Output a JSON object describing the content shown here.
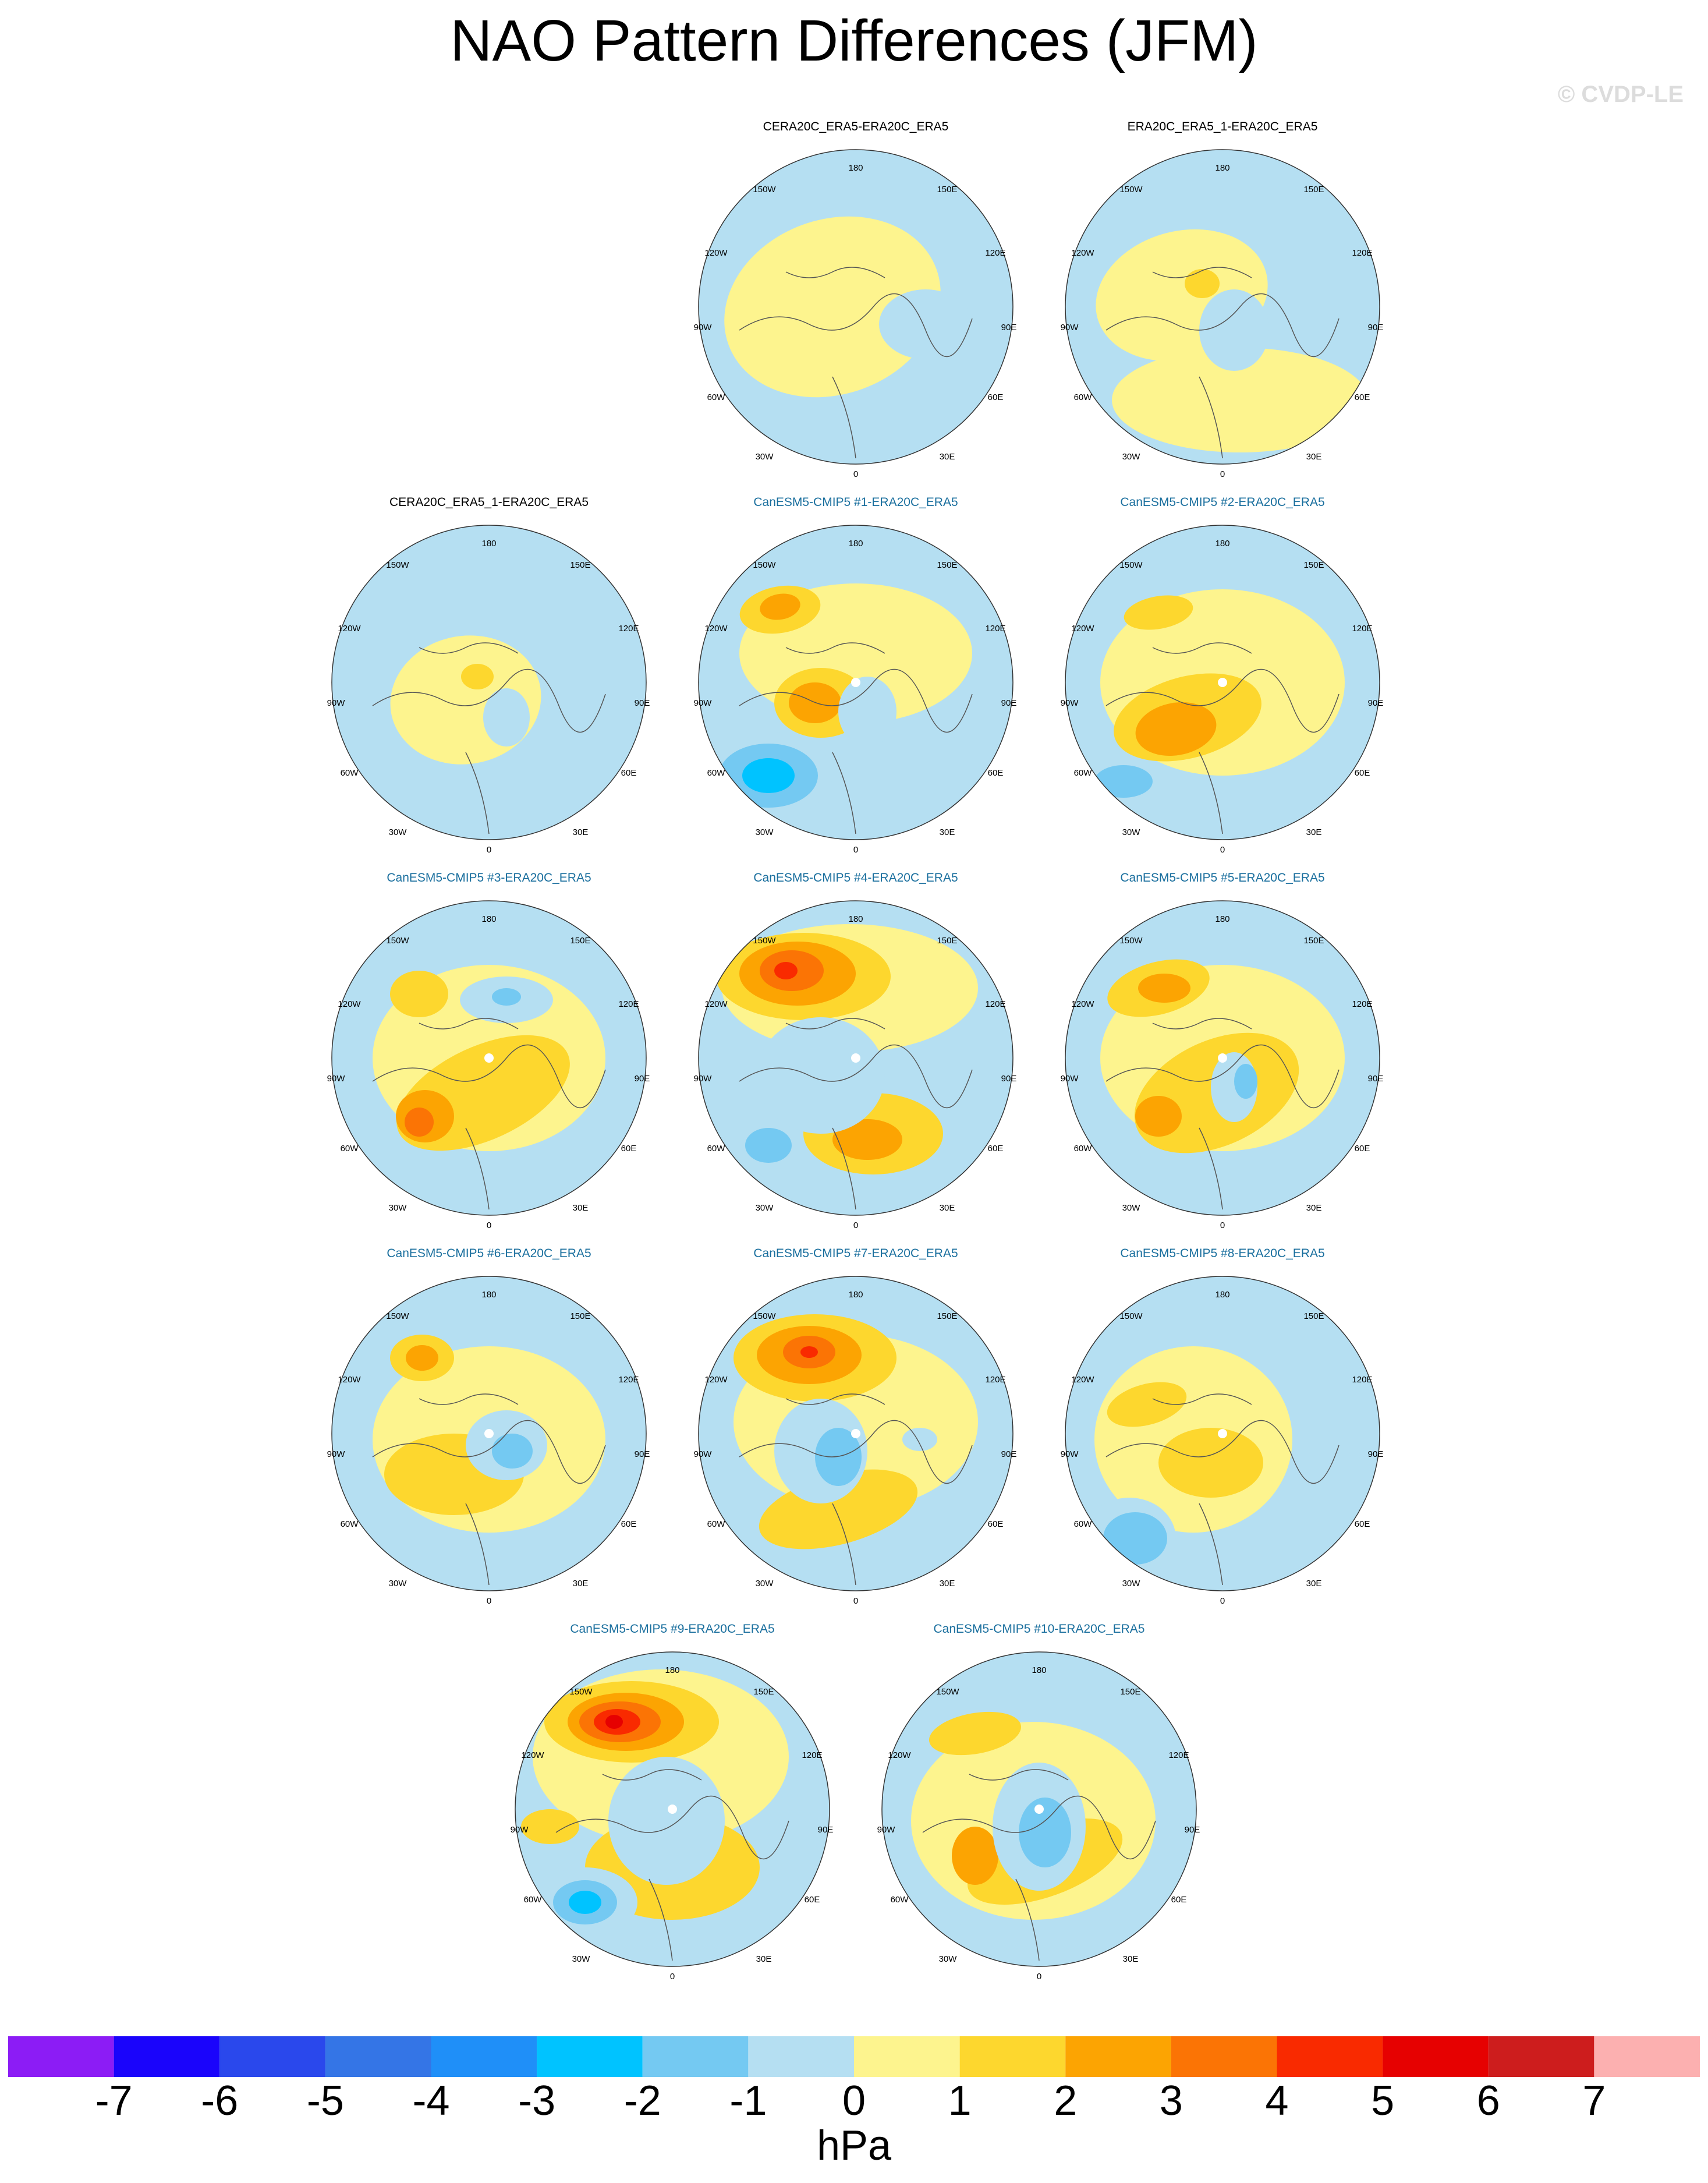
{
  "title": "NAO Pattern Differences (JFM)",
  "watermark": "© CVDP-LE",
  "lon_labels": {
    "top": "180",
    "top_left": "150W",
    "top_right": "150E",
    "upper_left": "120W",
    "upper_right": "120E",
    "left": "90W",
    "right": "90E",
    "lower_left": "60W",
    "lower_right": "60E",
    "bottom_left": "30W",
    "bottom_right": "30E",
    "bottom": "0"
  },
  "panels": [
    {
      "title": "CERA20C_ERA5-ERA20C_ERA5",
      "kind": "obs"
    },
    {
      "title": "ERA20C_ERA5_1-ERA20C_ERA5",
      "kind": "obs"
    },
    {
      "title": "CERA20C_ERA5_1-ERA20C_ERA5",
      "kind": "obs"
    },
    {
      "title": "CanESM5-CMIP5 #1-ERA20C_ERA5",
      "kind": "model"
    },
    {
      "title": "CanESM5-CMIP5 #2-ERA20C_ERA5",
      "kind": "model"
    },
    {
      "title": "CanESM5-CMIP5 #3-ERA20C_ERA5",
      "kind": "model"
    },
    {
      "title": "CanESM5-CMIP5 #4-ERA20C_ERA5",
      "kind": "model"
    },
    {
      "title": "CanESM5-CMIP5 #5-ERA20C_ERA5",
      "kind": "model"
    },
    {
      "title": "CanESM5-CMIP5 #6-ERA20C_ERA5",
      "kind": "model"
    },
    {
      "title": "CanESM5-CMIP5 #7-ERA20C_ERA5",
      "kind": "model"
    },
    {
      "title": "CanESM5-CMIP5 #8-ERA20C_ERA5",
      "kind": "model"
    },
    {
      "title": "CanESM5-CMIP5 #9-ERA20C_ERA5",
      "kind": "model"
    },
    {
      "title": "CanESM5-CMIP5 #10-ERA20C_ERA5",
      "kind": "model"
    }
  ],
  "colorbar": {
    "colors": [
      "#8c1cf5",
      "#1a04fb",
      "#2a48ec",
      "#3475e6",
      "#1f8ff8",
      "#00c3ff",
      "#74c9f2",
      "#b5dff2",
      "#fdf48e",
      "#fdd72e",
      "#fca402",
      "#fb7405",
      "#f92a00",
      "#e60101",
      "#cd1d1d",
      "#fcb0b0"
    ],
    "labels": [
      "-7",
      "-6",
      "-5",
      "-4",
      "-3",
      "-2",
      "-1",
      "0",
      "1",
      "2",
      "3",
      "4",
      "5",
      "6",
      "7"
    ],
    "unit": "hPa"
  },
  "colors": {
    "neg_1": "#b5dff2",
    "neg_2": "#74c9f2",
    "neg_3": "#00c3ff",
    "pos_1": "#fdf48e",
    "pos_2": "#fdd72e",
    "pos_3": "#fca402",
    "pos_4": "#fb7405",
    "pos_5": "#f92a00",
    "pos_6": "#e60101",
    "model_title": "#1a6f9e"
  }
}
________________________
▸ **Required work**
Copy out all of the data word for word. Do not carry over any picture.

▸ **Solution to this problem**
Output a JSON object describing the content shown here.
{
  "title": "NAO Pattern Differences (JFM)",
  "watermark": "© CVDP-LE",
  "lon_labels": {
    "top": "180",
    "top_left": "150W",
    "top_right": "150E",
    "upper_left": "120W",
    "upper_right": "120E",
    "left": "90W",
    "right": "90E",
    "lower_left": "60W",
    "lower_right": "60E",
    "bottom_left": "30W",
    "bottom_right": "30E",
    "bottom": "0"
  },
  "panels": [
    {
      "title": "CERA20C_ERA5-ERA20C_ERA5",
      "kind": "obs"
    },
    {
      "title": "ERA20C_ERA5_1-ERA20C_ERA5",
      "kind": "obs"
    },
    {
      "title": "CERA20C_ERA5_1-ERA20C_ERA5",
      "kind": "obs"
    },
    {
      "title": "CanESM5-CMIP5 #1-ERA20C_ERA5",
      "kind": "model"
    },
    {
      "title": "CanESM5-CMIP5 #2-ERA20C_ERA5",
      "kind": "model"
    },
    {
      "title": "CanESM5-CMIP5 #3-ERA20C_ERA5",
      "kind": "model"
    },
    {
      "title": "CanESM5-CMIP5 #4-ERA20C_ERA5",
      "kind": "model"
    },
    {
      "title": "CanESM5-CMIP5 #5-ERA20C_ERA5",
      "kind": "model"
    },
    {
      "title": "CanESM5-CMIP5 #6-ERA20C_ERA5",
      "kind": "model"
    },
    {
      "title": "CanESM5-CMIP5 #7-ERA20C_ERA5",
      "kind": "model"
    },
    {
      "title": "CanESM5-CMIP5 #8-ERA20C_ERA5",
      "kind": "model"
    },
    {
      "title": "CanESM5-CMIP5 #9-ERA20C_ERA5",
      "kind": "model"
    },
    {
      "title": "CanESM5-CMIP5 #10-ERA20C_ERA5",
      "kind": "model"
    }
  ],
  "colorbar": {
    "colors": [
      "#8c1cf5",
      "#1a04fb",
      "#2a48ec",
      "#3475e6",
      "#1f8ff8",
      "#00c3ff",
      "#74c9f2",
      "#b5dff2",
      "#fdf48e",
      "#fdd72e",
      "#fca402",
      "#fb7405",
      "#f92a00",
      "#e60101",
      "#cd1d1d",
      "#fcb0b0"
    ],
    "labels": [
      "-7",
      "-6",
      "-5",
      "-4",
      "-3",
      "-2",
      "-1",
      "0",
      "1",
      "2",
      "3",
      "4",
      "5",
      "6",
      "7"
    ],
    "unit": "hPa"
  },
  "colors": {
    "neg_1": "#b5dff2",
    "neg_2": "#74c9f2",
    "neg_3": "#00c3ff",
    "pos_1": "#fdf48e",
    "pos_2": "#fdd72e",
    "pos_3": "#fca402",
    "pos_4": "#fb7405",
    "pos_5": "#f92a00",
    "pos_6": "#e60101",
    "model_title": "#1a6f9e"
  }
}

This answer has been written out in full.